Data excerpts
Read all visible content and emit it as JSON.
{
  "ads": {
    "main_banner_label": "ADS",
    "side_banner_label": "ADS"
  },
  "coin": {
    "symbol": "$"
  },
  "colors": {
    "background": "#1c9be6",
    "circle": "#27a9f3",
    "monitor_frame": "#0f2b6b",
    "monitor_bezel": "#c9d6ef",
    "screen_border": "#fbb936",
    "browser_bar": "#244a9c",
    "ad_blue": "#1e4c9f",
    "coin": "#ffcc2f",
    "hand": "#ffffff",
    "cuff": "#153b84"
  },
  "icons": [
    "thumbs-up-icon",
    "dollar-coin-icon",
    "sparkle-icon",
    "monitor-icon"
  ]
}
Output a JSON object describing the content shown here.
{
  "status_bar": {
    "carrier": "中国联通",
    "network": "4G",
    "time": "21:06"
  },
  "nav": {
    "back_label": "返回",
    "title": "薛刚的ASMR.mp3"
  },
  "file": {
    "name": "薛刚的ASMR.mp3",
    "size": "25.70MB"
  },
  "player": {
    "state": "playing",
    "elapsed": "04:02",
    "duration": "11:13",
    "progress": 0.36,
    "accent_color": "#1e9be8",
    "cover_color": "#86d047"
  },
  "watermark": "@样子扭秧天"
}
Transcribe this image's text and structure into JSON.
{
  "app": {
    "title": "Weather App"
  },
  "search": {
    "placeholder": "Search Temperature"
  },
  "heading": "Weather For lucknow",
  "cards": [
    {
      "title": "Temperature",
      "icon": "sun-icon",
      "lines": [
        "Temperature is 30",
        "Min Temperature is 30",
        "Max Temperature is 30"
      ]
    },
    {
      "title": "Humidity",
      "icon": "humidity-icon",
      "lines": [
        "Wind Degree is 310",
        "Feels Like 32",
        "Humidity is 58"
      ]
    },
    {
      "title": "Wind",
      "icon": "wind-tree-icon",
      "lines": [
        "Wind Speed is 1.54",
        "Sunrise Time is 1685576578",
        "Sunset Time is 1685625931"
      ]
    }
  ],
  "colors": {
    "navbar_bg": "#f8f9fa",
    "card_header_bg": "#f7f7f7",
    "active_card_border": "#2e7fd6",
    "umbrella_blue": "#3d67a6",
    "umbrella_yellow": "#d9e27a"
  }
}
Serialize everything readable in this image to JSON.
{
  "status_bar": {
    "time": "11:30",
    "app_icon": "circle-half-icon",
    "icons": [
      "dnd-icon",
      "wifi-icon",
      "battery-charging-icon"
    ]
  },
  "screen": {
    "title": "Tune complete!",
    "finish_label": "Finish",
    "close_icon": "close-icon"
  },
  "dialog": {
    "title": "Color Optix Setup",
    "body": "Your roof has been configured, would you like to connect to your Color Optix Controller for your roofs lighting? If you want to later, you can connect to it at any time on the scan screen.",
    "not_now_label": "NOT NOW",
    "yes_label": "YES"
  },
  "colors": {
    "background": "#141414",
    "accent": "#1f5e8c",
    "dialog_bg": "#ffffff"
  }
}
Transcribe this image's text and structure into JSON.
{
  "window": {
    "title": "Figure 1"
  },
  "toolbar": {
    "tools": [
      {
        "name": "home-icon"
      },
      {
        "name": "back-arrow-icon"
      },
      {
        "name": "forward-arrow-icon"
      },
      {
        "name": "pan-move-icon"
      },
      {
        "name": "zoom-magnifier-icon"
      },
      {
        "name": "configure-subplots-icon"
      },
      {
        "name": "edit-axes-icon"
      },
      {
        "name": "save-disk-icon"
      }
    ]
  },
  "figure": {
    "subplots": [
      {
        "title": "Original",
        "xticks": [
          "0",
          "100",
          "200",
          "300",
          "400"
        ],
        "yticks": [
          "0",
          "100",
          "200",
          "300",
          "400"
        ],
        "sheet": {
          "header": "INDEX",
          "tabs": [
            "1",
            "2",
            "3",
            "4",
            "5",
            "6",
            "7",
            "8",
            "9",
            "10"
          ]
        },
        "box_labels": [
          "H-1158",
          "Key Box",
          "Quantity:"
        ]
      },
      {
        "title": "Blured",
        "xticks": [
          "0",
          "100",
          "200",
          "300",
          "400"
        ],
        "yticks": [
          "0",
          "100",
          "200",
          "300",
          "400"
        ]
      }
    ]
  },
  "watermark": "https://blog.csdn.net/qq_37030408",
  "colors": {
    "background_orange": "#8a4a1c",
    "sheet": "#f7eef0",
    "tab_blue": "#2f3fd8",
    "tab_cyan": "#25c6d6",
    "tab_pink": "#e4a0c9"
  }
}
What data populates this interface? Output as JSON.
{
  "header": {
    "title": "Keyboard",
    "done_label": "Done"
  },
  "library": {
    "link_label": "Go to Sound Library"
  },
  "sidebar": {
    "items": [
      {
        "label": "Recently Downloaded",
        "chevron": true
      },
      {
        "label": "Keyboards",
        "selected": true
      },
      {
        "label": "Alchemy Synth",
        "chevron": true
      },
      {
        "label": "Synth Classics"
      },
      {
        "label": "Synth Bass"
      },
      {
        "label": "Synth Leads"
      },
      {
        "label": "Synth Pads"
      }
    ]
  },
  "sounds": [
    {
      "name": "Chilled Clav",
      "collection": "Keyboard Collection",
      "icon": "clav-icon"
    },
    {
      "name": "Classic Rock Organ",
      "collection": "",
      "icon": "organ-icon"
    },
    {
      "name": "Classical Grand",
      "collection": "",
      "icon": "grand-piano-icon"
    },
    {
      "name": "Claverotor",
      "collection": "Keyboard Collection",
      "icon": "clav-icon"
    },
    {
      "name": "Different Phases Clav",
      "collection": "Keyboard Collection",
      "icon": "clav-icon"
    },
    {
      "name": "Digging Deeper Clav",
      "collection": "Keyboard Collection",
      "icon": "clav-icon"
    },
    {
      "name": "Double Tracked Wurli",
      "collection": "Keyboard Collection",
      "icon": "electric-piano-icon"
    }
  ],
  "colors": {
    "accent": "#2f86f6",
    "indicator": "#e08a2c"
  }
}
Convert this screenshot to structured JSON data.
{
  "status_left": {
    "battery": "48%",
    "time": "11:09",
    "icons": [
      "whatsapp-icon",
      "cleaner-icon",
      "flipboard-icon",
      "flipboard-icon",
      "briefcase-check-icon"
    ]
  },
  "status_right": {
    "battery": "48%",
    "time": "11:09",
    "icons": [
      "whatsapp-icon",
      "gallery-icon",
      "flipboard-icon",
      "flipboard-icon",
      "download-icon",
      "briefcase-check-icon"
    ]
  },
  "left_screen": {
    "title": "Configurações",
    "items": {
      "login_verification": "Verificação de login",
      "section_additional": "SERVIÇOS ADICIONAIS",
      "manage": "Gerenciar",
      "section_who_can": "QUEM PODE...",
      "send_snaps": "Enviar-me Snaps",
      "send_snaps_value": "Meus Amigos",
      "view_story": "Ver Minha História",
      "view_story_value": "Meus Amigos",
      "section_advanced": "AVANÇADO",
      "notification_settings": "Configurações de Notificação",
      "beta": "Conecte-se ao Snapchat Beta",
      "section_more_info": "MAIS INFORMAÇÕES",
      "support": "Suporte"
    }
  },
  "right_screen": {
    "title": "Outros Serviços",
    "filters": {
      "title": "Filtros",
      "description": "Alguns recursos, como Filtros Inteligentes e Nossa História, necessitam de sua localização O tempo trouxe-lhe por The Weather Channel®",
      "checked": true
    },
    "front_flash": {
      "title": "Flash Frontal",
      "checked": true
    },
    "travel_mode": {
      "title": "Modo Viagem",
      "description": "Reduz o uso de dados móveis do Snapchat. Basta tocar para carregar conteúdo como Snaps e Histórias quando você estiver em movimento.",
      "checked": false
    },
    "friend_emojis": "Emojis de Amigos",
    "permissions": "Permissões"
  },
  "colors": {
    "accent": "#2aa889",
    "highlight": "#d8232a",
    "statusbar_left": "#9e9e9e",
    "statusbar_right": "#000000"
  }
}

- _Problem requirements_
Only lines that contain the word "Synth" are wanted; copy each of them.

- _Answer for the task_
        "label": "Alchemy Synth",
        "label": "Synth Classics"
        "label": "Synth Bass"
        "label": "Synth Leads"
        "label": "Synth Pads"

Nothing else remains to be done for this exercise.